* **Data lines**
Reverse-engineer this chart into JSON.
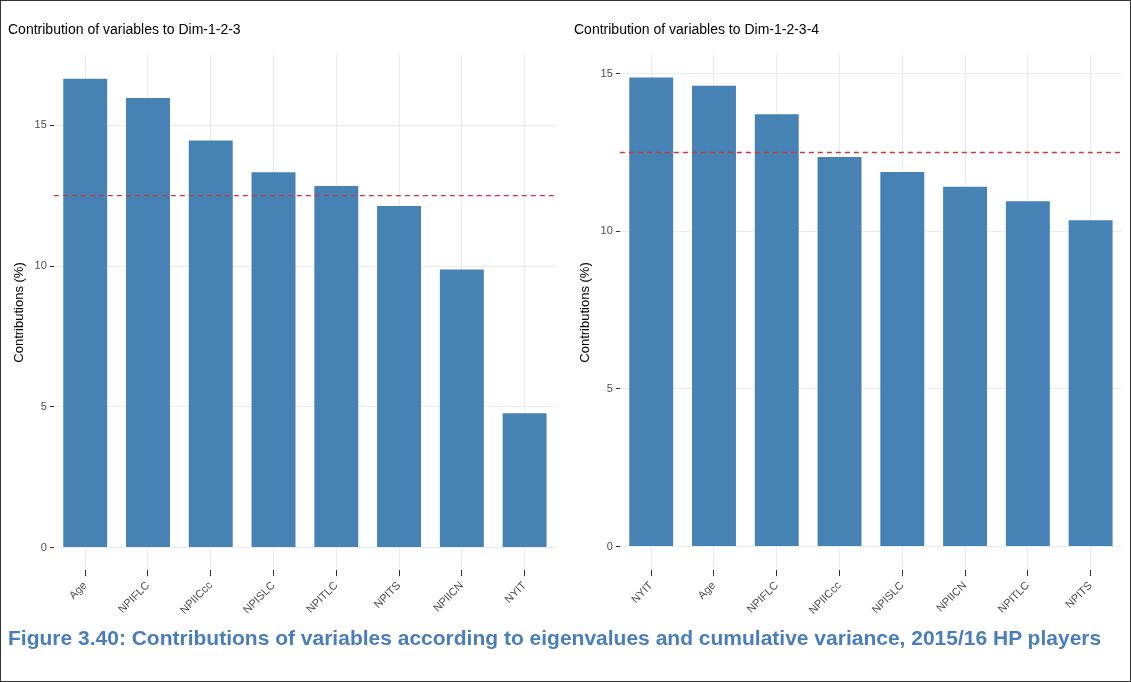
{
  "chart_data": [
    {
      "type": "bar",
      "title": "Contribution of variables to Dim-1-2-3",
      "ylabel": "Contributions (%)",
      "categories": [
        "Age",
        "NPIFLC",
        "NPIICcc",
        "NPISLC",
        "NPITLC",
        "NPITS",
        "NPIICN",
        "NYIT"
      ],
      "values": [
        16.65,
        15.97,
        14.46,
        13.33,
        12.84,
        12.13,
        9.88,
        4.77
      ],
      "color": "#4682b4",
      "ylim": [
        -0.8,
        17.5
      ],
      "yticks": [
        0,
        5,
        10,
        15
      ],
      "grid": true,
      "legend": false,
      "ref_lines": [
        {
          "axis": "y",
          "value": 12.5,
          "color": "#c9383a",
          "line_style": "dashed"
        }
      ],
      "annotations": [
        "Figure 3.40: Contributions of variables according to eigenvalues and cumulative variance, 2015/16 HP players"
      ]
    },
    {
      "type": "bar",
      "title": "Contribution of variables to Dim-1-2-3-4",
      "ylabel": "Contributions (%)",
      "categories": [
        "NYIT",
        "Age",
        "NPIFLC",
        "NPIICcc",
        "NPISLC",
        "NPIICN",
        "NPITLC",
        "NPITS"
      ],
      "values": [
        14.88,
        14.62,
        13.71,
        12.36,
        11.88,
        11.41,
        10.95,
        10.35
      ],
      "color": "#4682b4",
      "ylim": [
        -0.75,
        15.6
      ],
      "yticks": [
        0,
        5,
        10,
        15
      ],
      "grid": true,
      "legend": false,
      "ref_lines": [
        {
          "axis": "y",
          "value": 12.5,
          "color": "#c9383a",
          "line_style": "dashed"
        }
      ]
    }
  ]
}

* **Exercise details**
Set down every entry word for word, but omit the pictures.

* **Correct answer**
Reverse-engineer this chart into JSON.
{
  "chart_data": [
    {
      "type": "bar",
      "title": "Contribution of variables to Dim-1-2-3",
      "ylabel": "Contributions (%)",
      "categories": [
        "Age",
        "NPIFLC",
        "NPIICcc",
        "NPISLC",
        "NPITLC",
        "NPITS",
        "NPIICN",
        "NYIT"
      ],
      "values": [
        16.65,
        15.97,
        14.46,
        13.33,
        12.84,
        12.13,
        9.88,
        4.77
      ],
      "color": "#4682b4",
      "ylim": [
        -0.8,
        17.5
      ],
      "yticks": [
        0,
        5,
        10,
        15
      ],
      "grid": true,
      "legend": false,
      "ref_lines": [
        {
          "axis": "y",
          "value": 12.5,
          "color": "#c9383a",
          "line_style": "dashed"
        }
      ],
      "annotations": [
        "Figure 3.40: Contributions of variables according to eigenvalues and cumulative variance, 2015/16 HP players"
      ]
    },
    {
      "type": "bar",
      "title": "Contribution of variables to Dim-1-2-3-4",
      "ylabel": "Contributions (%)",
      "categories": [
        "NYIT",
        "Age",
        "NPIFLC",
        "NPIICcc",
        "NPISLC",
        "NPIICN",
        "NPITLC",
        "NPITS"
      ],
      "values": [
        14.88,
        14.62,
        13.71,
        12.36,
        11.88,
        11.41,
        10.95,
        10.35
      ],
      "color": "#4682b4",
      "ylim": [
        -0.75,
        15.6
      ],
      "yticks": [
        0,
        5,
        10,
        15
      ],
      "grid": true,
      "legend": false,
      "ref_lines": [
        {
          "axis": "y",
          "value": 12.5,
          "color": "#c9383a",
          "line_style": "dashed"
        }
      ]
    }
  ]
}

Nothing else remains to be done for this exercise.